Data extract:
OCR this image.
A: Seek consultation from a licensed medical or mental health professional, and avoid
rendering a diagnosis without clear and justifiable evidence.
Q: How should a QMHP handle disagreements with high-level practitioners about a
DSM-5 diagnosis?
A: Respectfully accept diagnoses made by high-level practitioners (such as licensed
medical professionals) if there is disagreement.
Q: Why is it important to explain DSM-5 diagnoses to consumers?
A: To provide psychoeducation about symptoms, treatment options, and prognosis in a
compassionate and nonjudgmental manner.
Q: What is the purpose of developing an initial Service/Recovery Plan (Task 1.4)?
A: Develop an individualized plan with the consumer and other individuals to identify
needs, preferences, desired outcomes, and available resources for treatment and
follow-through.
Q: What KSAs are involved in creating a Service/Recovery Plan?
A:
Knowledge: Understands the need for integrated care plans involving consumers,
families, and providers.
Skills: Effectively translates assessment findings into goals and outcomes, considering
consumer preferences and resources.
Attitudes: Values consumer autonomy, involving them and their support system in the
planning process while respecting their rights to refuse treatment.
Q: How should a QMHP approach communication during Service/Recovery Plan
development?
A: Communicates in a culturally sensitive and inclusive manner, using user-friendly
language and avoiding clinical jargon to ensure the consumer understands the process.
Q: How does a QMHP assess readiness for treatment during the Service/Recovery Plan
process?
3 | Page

What this task involves: Can you give every line above again, exactly as written?

Answer to the problem:
OCR this image.
A: Seek consultation from a licensed medical or mental health professional, and avoid
rendering a diagnosis without clear and justifiable evidence.
Q: How should a QMHP handle disagreements with high-level practitioners about a
DSM-5 diagnosis?
A: Respectfully accept diagnoses made by high-level practitioners (such as licensed
medical professionals) if there is disagreement.
Q: Why is it important to explain DSM-5 diagnoses to consumers?
A: To provide psychoeducation about symptoms, treatment options, and prognosis in a
compassionate and nonjudgmental manner.
Q: What is the purpose of developing an initial Service/Recovery Plan (Task 1.4)?
A: Develop an individualized plan with the consumer and other individuals to identify
needs, preferences, desired outcomes, and available resources for treatment and
follow-through.
Q: What KSAs are involved in creating a Service/Recovery Plan?
A:
Knowledge: Understands the need for integrated care plans involving consumers,
families, and providers.
Skills: Effectively translates assessment findings into goals and outcomes, considering
consumer preferences and resources.
Attitudes: Values consumer autonomy, involving them and their support system in the
planning process while respecting their rights to refuse treatment.
Q: How should a QMHP approach communication during Service/Recovery Plan
development?
A: Communicates in a culturally sensitive and inclusive manner, using user-friendly
language and avoiding clinical jargon to ensure the consumer understands the process.
Q: How does a QMHP assess readiness for treatment during the Service/Recovery Plan
process?
3 | Page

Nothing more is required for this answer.